:: DATA EXTRACT

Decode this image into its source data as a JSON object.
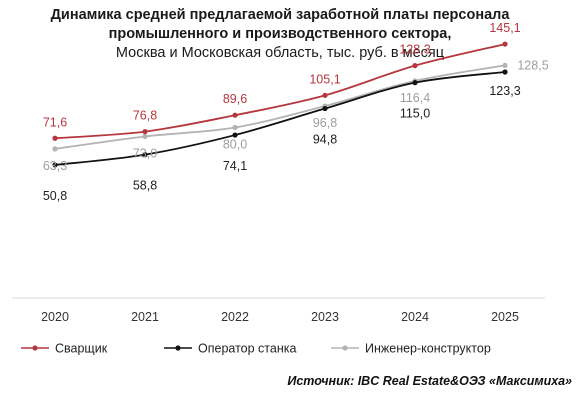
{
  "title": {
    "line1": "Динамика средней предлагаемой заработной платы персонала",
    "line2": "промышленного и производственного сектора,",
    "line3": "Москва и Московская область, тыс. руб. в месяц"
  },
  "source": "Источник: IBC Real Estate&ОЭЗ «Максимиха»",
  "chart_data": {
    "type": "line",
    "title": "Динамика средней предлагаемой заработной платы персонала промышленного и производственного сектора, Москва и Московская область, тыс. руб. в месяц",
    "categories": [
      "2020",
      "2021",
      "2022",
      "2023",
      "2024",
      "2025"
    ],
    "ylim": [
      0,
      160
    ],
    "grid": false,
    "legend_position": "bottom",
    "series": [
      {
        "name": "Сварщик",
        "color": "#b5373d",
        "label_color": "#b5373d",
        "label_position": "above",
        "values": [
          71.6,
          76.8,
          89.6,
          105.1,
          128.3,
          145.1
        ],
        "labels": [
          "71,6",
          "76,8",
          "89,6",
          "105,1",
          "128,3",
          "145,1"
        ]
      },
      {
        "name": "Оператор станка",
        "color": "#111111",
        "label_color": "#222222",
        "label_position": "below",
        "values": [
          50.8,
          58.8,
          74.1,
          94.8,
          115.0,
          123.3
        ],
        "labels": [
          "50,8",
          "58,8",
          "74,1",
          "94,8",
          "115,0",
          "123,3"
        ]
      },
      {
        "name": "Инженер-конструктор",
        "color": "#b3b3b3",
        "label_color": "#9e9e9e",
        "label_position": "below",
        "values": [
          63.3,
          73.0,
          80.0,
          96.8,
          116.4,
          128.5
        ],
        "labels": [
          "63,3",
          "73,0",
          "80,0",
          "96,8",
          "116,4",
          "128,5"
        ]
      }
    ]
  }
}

::::
:: DATA EXTRACT

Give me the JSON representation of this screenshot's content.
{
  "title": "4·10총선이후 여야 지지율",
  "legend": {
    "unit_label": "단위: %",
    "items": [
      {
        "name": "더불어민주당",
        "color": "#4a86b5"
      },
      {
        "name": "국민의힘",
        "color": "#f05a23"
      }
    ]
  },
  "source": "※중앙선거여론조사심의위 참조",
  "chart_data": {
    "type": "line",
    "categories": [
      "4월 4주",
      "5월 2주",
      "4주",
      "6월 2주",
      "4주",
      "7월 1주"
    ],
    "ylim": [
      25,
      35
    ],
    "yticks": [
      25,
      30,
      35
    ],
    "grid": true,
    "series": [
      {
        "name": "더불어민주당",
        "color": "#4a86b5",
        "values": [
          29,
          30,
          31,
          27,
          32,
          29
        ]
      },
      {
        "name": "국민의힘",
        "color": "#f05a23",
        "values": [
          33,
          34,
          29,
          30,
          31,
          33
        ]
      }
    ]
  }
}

::::

* _WHAT THE EXERCISE ASKS_
Extract every line from the records above that contains the word "платы".

* _TASK RESULT_
    "line1": "Динамика средней предлагаемой заработной платы персонала",
    "title": "Динамика средней предлагаемой заработной платы персонала промышленного и производственного сектора, Москва и Московская область, тыс. руб. в месяц",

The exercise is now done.